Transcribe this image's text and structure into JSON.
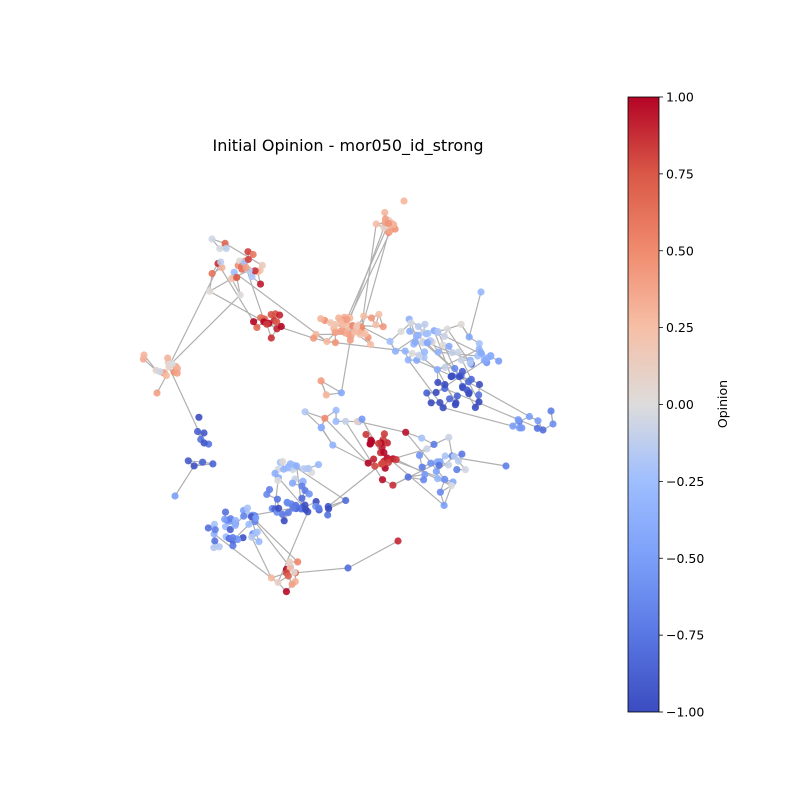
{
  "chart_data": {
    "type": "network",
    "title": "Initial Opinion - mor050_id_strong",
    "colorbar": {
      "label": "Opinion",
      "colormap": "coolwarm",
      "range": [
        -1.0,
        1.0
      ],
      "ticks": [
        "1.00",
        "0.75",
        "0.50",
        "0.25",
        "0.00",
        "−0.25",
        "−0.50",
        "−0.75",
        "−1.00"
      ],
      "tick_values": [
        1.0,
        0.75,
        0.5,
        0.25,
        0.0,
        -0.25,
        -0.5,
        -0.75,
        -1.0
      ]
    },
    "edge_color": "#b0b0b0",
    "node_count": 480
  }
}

========================

### Prompt
Reproduce the full listing faithfully, but do not carry over any pictures.

### Reply
Transcribe this image's text and structure into JSON.
{
  "chart_data": {
    "type": "network",
    "title": "Initial Opinion - mor050_id_strong",
    "colorbar": {
      "label": "Opinion",
      "colormap": "coolwarm",
      "range": [
        -1.0,
        1.0
      ],
      "ticks": [
        "1.00",
        "0.75",
        "0.50",
        "0.25",
        "0.00",
        "−0.25",
        "−0.50",
        "−0.75",
        "−1.00"
      ],
      "tick_values": [
        1.0,
        0.75,
        0.5,
        0.25,
        0.0,
        -0.25,
        -0.5,
        -0.75,
        -1.0
      ]
    },
    "edge_color": "#b0b0b0",
    "node_count": 480
  }
}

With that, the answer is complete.